▸ **Problem statement**: Retype every entry exactly, character for character.

------------

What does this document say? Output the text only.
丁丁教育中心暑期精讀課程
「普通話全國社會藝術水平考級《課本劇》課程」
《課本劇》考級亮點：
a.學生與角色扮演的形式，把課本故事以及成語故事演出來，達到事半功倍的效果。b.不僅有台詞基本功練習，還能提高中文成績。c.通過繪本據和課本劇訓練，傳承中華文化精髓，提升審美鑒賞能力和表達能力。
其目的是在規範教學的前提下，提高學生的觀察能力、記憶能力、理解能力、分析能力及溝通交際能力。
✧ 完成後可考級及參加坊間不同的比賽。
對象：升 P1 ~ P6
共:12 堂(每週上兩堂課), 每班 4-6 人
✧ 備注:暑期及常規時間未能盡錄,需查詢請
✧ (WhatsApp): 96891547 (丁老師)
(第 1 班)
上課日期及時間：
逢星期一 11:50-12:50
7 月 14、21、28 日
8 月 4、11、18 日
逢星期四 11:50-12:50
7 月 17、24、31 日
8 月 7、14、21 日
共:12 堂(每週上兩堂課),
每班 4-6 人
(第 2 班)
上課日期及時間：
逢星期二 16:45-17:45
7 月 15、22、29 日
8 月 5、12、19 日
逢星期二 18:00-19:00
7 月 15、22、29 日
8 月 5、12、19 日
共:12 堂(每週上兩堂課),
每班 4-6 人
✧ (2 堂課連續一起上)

------------

▸ **Result of the task**:
What does this document say? Output the text only.
丁丁教育中心暑期精讀課程
「普通話全國社會藝術水平考級《課本劇》課程」
《課本劇》考級亮點：
a.學生與角色扮演的形式，把課本故事以及成語故事演出來，達到事半功倍的效果。b.不僅有台詞基本功練習，還能提高中文成績。c.通過繪本據和課本劇訓練，傳承中華文化精髓，提升審美鑒賞能力和表達能力。
其目的是在規範教學的前提下，提高學生的觀察能力、記憶能力、理解能力、分析能力及溝通交際能力。
✧ 完成後可考級及參加坊間不同的比賽。
對象：升 P1 ~ P6
共:12 堂(每週上兩堂課), 每班 4-6 人
✧ 備注:暑期及常規時間未能盡錄,需查詢請
✧ (WhatsApp): 96891547 (丁老師)
(第 1 班)
上課日期及時間：
逢星期一 11:50-12:50
7 月 14、21、28 日
8 月 4、11、18 日
逢星期四 11:50-12:50
7 月 17、24、31 日
8 月 7、14、21 日
共:12 堂(每週上兩堂課),
每班 4-6 人
(第 2 班)
上課日期及時間：
逢星期二 16:45-17:45
7 月 15、22、29 日
8 月 5、12、19 日
逢星期二 18:00-19:00
7 月 15、22、29 日
8 月 5、12、19 日
共:12 堂(每週上兩堂課),
每班 4-6 人
✧ (2 堂課連續一起上)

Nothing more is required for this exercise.